→ **Text provided**:
§ §

Loading...

WORKPLACE DRIFTING

Growing up, I traveled all over the United States. I witnessed many highway trucking accidents. One particular accident I recall consisted of up to a dozen eighteen wheelers and several cars. One driver fell asleep, and lives were lost. In those days, truckers often drifted off the road because they were legally permitted to drive for endless hours. Today, there are public safety regulations that prevent these drivers from being on the road for too many hours. We now have rumble strips, or sleeper lines, that arouse drowsy drivers or alert otherwise inattentive operators. Rumble strips reduce accidents and undoubtedly save lives.

Workplace ‘drifting’ exists in virtually every organization; these drifters are employees who perform relatively well but become inattentive at times. Drifting in the workplace is the act of gradual deviation from acceptable practice. Employees grow too comfortable and begin to drift from workplace principles often not realizing the seriousness of their actions or inactions. Oftentimes, they have excellent records for several years before drifting begins. In a sense, managers can act as the ‘rumble strip’ that draws employees’ attention to their own mistakes. This provides an employee the opportunity to self-correct. A manager’s interventions may help ensure the long-term success of an employee who may occasionally wander out of bounds.

The following example illustrates drifting behavior in the workplace. In hospital settings, nurses handle many narcotics. There are certain conditions in place to prevent nurses from stealing medications for their own purposes. If a patient requires only a portion of a full container of narcotics, regulation states that nurses discard all remaining narcotics in the waste container. At least two nurses are required to witness the discard.

§ §

→ **Directions**:
a) Please list every effect that the workplace drifting text attributes to rumble strips.
b) Decide whether each statement agrees with the workplace drifting text. Answer yes or no, and quote the words from the text that decide it.
(i) Truckers in earlier days could legally drive for endless hours.
(ii) Employees who drift usually have poor records from the start.
(iii) A single nurse may witness the discard of leftover narcotics.
c) How does the workplace drifting text define drifting in the workplace?

§ §

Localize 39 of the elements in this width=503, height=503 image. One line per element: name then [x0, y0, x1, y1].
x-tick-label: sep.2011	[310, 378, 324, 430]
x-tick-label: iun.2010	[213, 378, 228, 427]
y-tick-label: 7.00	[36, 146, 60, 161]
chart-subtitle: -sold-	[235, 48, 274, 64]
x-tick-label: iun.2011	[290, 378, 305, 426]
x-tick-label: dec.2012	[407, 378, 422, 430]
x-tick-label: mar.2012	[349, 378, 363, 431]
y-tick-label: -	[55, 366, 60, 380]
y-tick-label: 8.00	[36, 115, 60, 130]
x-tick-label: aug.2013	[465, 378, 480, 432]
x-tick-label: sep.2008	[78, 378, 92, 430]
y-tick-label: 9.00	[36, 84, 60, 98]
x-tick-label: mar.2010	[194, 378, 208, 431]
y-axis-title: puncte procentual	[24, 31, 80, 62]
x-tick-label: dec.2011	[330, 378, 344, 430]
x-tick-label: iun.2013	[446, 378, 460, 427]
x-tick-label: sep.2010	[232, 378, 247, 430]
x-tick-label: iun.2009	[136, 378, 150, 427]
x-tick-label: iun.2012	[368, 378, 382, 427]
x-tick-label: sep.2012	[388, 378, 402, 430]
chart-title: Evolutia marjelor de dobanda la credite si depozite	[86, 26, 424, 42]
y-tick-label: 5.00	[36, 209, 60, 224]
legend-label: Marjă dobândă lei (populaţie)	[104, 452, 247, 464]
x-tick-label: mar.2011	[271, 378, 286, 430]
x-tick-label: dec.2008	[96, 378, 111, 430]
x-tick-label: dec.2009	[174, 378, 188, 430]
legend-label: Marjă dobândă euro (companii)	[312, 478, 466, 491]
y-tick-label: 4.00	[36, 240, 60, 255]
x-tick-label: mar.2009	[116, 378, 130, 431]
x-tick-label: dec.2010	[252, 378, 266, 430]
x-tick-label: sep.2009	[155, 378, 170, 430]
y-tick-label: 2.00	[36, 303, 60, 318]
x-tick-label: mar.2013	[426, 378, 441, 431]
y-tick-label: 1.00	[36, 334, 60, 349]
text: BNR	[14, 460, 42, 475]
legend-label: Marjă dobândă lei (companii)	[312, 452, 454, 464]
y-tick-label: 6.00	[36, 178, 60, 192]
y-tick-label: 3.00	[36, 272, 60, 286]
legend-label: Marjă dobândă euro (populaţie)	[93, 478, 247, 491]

§ §

→ **Solved tasks**:
a)
- They arouse drowsy drivers.
- They alert otherwise inattentive operators.
- They reduce accidents.
- They save lives.

b)
(i) Yes: "they were legally permitted to drive for endless hours"
(ii) No: "Oftentimes, they have excellent records for several years before drifting begins."
(iii) No: "At least two nurses are required to witness the discard."

c) It is the act of gradual deviation from acceptable practice.